━━ Record list

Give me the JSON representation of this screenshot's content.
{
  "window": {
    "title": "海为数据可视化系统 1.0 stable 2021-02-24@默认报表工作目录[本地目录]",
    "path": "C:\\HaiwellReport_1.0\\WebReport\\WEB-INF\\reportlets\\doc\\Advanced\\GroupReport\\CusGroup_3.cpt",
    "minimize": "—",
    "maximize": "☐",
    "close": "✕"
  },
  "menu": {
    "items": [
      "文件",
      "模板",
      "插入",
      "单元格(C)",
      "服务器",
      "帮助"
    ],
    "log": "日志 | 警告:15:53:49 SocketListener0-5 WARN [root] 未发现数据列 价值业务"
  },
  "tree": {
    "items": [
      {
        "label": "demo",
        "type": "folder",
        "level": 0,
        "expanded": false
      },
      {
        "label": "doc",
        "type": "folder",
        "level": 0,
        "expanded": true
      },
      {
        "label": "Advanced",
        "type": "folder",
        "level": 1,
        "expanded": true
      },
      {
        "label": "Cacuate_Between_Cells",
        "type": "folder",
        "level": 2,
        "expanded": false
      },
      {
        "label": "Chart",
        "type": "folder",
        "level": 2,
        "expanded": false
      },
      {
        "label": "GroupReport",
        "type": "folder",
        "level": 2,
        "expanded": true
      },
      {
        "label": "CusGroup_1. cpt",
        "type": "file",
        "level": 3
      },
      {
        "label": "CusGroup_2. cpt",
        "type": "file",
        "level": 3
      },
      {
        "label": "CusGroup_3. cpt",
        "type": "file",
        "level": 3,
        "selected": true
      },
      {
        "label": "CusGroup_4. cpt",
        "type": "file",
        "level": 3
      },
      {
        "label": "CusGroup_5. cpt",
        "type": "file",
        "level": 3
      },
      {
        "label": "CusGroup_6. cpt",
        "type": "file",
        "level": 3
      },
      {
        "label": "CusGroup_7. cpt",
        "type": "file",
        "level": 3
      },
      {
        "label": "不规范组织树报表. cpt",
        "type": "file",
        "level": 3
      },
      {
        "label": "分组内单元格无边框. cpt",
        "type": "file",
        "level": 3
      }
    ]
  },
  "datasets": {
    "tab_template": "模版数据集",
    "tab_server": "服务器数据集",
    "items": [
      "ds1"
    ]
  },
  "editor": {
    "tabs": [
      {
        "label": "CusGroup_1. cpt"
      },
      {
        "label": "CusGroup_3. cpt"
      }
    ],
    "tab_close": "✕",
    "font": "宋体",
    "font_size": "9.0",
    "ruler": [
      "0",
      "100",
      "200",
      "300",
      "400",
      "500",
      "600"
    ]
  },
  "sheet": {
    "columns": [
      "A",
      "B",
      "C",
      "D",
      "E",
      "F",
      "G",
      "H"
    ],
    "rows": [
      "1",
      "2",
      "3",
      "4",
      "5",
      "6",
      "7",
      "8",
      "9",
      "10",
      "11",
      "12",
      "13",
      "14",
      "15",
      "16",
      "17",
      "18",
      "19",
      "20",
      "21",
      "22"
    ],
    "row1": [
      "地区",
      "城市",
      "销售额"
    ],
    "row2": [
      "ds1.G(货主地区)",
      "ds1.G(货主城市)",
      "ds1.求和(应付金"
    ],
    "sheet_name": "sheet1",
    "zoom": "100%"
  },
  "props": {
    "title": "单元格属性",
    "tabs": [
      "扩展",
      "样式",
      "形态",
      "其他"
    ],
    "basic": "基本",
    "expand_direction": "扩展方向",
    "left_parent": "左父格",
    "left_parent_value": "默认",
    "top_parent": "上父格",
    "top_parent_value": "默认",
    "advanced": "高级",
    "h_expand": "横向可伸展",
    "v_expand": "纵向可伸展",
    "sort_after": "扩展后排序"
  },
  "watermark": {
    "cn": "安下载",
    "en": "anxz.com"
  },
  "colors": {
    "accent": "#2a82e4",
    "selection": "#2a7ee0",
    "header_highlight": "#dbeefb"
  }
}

━━━━

:: Task requirements ::
Scan the material above for the string "title" and return the lines that hold it.

:: Answer to the exercise ::
    "title": "海为数据可视化系统 1.0 stable 2021-02-24@默认报表工作目录[本地目录]",
    "title": "单元格属性",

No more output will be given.